> _REQUIREMENTS_:
Read the records below and copy each line that contains "title".
* * * * *
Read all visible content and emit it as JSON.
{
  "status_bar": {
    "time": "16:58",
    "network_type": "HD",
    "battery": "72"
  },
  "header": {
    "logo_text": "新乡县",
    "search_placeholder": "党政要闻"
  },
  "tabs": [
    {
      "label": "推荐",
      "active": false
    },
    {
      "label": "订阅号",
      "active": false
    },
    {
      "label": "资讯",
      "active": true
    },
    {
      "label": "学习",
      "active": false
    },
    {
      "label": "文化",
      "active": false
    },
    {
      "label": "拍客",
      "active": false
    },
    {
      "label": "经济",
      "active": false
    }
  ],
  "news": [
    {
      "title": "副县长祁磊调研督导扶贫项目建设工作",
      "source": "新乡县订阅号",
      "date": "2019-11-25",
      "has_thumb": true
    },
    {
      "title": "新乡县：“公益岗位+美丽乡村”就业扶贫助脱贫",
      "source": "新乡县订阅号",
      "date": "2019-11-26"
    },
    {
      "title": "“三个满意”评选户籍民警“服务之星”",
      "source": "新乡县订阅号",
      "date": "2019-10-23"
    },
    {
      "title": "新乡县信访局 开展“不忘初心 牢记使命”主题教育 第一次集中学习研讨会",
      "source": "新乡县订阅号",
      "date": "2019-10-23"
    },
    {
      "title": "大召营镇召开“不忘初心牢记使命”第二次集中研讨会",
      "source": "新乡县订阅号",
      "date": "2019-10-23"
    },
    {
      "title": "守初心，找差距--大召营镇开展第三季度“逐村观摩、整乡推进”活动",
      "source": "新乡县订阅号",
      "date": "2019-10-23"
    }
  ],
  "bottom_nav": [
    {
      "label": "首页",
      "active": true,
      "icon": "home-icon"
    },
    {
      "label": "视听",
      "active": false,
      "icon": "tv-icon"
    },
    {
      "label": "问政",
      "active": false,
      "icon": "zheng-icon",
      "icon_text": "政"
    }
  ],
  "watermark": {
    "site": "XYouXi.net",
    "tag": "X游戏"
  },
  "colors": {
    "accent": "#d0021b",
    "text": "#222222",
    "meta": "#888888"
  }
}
* * * * *
> _PROBLEM SOLUTION_:
      "title": "副县长祁磊调研督导扶贫项目建设工作",
      "title": "新乡县：“公益岗位+美丽乡村”就业扶贫助脱贫",
      "title": "“三个满意”评选户籍民警“服务之星”",
      "title": "新乡县信访局 开展“不忘初心 牢记使命”主题教育 第一次集中学习研讨会",
      "title": "大召营镇召开“不忘初心牢记使命”第二次集中研讨会",
      "title": "守初心，找差距--大召营镇开展第三季度“逐村观摩、整乡推进”活动",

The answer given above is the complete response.